* [TASK DESCRIPTION]:
Pull out from the material below all lines with "online".

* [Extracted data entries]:
start

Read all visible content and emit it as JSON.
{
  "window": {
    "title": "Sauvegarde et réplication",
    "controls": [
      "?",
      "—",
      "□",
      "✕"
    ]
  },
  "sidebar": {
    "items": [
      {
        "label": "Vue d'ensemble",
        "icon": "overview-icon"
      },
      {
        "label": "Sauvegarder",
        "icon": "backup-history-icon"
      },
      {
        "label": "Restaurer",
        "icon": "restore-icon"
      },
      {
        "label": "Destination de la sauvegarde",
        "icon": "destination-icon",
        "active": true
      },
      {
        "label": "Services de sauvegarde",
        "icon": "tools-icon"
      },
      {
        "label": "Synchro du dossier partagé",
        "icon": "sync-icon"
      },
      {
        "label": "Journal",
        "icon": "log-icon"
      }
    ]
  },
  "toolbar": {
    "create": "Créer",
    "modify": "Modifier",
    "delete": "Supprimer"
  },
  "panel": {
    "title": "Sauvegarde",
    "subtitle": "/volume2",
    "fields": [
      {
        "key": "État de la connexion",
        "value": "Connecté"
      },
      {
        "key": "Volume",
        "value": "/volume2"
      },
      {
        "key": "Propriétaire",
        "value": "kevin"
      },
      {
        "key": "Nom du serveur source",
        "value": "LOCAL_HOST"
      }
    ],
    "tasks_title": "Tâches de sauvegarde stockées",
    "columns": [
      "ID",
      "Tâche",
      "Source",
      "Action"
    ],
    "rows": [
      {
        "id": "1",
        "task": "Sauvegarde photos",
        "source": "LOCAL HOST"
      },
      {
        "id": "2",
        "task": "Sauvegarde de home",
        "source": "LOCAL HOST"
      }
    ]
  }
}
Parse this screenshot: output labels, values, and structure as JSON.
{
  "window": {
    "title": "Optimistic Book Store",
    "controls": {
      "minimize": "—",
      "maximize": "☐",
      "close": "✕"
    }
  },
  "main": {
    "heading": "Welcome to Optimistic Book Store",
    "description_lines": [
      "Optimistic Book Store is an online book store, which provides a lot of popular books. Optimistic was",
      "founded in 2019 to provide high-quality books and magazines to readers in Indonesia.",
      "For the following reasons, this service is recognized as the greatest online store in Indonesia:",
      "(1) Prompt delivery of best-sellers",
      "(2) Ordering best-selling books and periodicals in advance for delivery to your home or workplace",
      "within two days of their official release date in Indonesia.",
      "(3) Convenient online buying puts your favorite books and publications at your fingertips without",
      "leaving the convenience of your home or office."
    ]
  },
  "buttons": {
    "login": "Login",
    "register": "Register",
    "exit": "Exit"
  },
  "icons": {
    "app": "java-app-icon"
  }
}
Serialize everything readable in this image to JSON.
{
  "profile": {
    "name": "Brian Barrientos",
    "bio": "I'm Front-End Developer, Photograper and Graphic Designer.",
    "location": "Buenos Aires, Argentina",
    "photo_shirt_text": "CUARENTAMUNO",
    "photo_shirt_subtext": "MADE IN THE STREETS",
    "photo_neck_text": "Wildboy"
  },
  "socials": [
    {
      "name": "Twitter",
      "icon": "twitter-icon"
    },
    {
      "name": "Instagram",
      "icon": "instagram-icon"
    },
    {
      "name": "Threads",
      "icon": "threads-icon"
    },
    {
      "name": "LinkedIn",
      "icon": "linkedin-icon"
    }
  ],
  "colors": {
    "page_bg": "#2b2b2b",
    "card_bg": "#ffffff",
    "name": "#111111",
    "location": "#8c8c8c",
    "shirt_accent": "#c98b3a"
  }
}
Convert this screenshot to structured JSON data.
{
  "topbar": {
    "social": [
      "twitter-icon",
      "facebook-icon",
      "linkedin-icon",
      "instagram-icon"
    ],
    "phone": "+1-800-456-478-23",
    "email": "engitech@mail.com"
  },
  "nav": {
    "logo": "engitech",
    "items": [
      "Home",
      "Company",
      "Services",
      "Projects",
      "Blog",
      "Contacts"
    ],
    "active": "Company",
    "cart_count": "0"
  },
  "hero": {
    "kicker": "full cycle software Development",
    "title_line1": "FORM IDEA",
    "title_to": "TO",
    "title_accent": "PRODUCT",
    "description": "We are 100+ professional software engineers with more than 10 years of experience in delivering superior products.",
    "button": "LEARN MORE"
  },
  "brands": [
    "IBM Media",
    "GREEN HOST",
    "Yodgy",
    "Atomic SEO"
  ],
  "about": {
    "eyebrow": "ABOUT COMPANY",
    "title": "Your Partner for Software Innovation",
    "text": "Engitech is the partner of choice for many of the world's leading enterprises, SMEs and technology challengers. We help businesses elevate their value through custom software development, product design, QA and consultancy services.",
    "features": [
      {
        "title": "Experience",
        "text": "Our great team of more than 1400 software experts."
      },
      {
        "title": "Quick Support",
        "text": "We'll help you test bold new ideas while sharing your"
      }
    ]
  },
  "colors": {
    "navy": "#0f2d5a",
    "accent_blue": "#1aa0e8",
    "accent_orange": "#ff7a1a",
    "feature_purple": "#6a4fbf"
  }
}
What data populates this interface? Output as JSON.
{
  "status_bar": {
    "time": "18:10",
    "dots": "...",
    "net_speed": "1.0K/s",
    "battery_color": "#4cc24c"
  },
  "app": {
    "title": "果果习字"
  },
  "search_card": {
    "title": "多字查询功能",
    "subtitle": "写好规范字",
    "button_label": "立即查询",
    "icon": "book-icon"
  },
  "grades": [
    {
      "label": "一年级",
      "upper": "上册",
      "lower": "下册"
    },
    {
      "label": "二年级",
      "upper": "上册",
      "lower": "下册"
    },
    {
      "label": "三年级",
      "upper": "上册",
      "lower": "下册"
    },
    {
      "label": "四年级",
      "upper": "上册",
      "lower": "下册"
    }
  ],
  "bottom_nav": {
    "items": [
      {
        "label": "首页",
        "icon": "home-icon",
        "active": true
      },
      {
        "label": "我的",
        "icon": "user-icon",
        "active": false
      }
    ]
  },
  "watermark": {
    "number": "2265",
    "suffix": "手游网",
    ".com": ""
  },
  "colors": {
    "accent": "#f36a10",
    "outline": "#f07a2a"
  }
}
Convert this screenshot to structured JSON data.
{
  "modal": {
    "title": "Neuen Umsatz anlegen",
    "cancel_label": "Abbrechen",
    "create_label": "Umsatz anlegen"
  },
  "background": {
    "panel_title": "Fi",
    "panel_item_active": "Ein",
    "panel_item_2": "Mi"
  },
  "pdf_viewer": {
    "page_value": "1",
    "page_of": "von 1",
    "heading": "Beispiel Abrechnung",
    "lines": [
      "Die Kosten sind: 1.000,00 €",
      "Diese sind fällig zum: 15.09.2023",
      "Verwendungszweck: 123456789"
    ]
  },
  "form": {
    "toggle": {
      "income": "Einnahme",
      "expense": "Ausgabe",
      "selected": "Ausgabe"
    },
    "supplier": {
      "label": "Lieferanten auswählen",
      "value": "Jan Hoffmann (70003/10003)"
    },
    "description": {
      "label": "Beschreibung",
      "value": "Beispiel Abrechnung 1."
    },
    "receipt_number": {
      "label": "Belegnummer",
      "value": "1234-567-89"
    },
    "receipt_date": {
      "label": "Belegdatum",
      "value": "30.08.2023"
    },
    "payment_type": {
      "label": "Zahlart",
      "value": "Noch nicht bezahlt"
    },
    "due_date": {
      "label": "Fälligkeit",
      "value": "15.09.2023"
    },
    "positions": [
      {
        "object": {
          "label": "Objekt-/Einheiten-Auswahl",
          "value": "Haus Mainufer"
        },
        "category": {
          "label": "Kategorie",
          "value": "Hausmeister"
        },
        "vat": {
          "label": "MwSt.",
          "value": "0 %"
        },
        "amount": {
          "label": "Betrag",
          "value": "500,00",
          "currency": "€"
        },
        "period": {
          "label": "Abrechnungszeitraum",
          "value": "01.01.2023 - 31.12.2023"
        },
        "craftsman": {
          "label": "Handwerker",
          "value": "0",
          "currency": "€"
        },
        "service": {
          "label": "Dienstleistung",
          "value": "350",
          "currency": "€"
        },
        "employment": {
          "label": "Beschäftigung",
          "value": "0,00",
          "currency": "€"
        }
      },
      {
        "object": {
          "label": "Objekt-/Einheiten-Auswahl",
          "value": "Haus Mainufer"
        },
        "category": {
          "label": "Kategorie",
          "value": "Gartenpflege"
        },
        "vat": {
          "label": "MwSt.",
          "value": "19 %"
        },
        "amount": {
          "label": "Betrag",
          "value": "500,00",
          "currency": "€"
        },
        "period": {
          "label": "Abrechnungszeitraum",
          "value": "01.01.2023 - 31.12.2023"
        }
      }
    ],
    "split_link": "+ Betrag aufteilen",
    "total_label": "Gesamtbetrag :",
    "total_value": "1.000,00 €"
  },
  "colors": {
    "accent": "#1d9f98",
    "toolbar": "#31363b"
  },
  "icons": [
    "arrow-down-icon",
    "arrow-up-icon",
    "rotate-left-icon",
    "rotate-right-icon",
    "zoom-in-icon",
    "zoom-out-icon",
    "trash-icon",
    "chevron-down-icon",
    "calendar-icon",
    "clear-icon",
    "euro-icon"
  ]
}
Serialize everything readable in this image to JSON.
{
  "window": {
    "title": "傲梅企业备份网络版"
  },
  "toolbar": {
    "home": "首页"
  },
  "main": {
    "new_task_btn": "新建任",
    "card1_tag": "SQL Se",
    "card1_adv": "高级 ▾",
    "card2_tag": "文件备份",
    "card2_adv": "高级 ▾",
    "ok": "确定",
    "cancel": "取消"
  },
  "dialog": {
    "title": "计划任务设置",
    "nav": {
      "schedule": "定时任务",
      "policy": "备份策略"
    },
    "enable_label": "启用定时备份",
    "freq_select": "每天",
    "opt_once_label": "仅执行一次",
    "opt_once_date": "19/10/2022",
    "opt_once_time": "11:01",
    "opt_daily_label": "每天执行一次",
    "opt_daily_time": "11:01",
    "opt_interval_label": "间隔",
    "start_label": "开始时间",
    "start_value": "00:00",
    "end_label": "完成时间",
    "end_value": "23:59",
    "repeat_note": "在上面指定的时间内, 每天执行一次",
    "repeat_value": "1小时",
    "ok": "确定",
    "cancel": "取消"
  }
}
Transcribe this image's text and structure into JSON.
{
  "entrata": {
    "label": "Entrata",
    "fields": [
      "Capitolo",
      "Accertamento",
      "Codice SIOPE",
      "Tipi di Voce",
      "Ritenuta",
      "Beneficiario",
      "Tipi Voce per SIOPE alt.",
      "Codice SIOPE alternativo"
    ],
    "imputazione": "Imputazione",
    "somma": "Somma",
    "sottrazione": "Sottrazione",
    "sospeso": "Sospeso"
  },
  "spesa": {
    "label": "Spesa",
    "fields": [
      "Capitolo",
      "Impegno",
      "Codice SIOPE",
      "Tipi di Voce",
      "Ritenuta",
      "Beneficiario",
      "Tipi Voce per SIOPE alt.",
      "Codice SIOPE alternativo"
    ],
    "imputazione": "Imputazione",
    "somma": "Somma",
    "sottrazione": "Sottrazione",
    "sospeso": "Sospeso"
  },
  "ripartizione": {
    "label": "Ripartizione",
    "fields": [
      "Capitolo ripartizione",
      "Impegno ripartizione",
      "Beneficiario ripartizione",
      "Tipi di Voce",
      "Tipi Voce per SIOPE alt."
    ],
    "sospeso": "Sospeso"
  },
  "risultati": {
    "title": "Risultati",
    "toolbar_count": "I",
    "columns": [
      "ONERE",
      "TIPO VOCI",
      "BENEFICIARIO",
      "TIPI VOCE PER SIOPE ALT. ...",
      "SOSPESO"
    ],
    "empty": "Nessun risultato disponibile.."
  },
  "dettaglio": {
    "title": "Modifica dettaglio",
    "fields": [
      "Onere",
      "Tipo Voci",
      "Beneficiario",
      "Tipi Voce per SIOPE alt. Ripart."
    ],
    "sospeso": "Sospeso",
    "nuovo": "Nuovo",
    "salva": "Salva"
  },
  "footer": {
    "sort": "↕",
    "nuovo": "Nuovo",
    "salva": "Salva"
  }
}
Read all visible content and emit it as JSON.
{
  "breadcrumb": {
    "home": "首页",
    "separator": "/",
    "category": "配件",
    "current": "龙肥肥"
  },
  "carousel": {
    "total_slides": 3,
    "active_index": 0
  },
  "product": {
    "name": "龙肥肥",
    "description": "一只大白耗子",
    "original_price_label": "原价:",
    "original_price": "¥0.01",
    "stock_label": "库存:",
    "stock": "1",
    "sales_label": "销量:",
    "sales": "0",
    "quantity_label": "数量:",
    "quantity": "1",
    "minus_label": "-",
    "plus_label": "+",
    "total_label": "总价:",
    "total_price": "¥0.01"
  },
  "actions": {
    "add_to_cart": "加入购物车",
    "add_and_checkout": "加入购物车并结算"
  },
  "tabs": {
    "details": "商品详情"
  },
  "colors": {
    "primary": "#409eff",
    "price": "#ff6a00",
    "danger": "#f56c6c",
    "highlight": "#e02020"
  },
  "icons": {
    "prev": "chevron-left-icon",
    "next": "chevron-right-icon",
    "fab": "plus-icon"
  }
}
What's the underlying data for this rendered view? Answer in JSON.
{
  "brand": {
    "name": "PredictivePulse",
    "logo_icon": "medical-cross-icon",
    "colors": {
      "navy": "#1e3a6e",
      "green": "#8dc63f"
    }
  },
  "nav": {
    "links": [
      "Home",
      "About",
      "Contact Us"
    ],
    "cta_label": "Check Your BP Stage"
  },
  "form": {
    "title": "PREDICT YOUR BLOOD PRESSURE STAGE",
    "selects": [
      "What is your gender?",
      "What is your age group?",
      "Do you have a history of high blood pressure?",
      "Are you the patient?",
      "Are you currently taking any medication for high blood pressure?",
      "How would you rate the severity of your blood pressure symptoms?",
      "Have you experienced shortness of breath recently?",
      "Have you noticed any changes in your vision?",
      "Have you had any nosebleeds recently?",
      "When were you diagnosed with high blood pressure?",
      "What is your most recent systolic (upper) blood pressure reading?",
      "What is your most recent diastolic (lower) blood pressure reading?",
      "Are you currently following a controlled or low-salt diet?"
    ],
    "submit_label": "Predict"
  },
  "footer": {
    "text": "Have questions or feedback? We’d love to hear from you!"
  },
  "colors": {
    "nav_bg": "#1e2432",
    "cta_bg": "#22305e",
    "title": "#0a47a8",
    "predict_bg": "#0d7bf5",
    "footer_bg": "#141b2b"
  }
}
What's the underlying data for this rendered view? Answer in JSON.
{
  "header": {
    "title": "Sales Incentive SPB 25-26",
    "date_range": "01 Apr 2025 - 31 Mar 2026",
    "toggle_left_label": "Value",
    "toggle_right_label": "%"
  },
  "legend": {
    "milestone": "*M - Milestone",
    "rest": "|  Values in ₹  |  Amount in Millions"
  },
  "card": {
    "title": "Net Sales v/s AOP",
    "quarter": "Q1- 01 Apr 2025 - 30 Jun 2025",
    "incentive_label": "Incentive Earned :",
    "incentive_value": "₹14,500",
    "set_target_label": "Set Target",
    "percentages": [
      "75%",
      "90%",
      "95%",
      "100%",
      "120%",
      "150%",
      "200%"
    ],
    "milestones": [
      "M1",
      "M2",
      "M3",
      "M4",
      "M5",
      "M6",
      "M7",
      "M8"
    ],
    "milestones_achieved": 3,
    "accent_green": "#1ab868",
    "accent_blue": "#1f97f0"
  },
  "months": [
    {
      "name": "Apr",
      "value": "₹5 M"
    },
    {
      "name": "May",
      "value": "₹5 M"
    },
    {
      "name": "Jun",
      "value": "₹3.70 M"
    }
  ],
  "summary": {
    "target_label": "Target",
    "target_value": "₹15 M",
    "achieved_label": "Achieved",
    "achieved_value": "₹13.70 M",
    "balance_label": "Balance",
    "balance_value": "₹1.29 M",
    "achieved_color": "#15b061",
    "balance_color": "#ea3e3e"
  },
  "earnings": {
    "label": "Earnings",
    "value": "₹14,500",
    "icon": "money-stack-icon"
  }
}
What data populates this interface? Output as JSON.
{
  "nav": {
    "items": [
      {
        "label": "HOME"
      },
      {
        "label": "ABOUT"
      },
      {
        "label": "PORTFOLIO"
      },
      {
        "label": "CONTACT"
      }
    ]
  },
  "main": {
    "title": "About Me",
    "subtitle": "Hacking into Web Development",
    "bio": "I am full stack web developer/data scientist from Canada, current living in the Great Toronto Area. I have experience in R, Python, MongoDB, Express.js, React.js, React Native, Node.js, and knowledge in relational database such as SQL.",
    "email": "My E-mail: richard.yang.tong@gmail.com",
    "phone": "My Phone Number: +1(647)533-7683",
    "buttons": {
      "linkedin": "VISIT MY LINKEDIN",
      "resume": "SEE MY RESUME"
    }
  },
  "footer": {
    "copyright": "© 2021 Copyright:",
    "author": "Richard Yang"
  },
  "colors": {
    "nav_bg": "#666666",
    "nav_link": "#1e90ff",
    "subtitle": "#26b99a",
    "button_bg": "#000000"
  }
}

end

* [RIGHT ANSWER]:
      "Optimistic Book Store is an online book store, which provides a lot of popular books. Optimistic was",
      "For the following reasons, this service is recognized as the greatest online store in Indonesia:",
      "(3) Convenient online buying puts your favorite books and publications at your fingertips without",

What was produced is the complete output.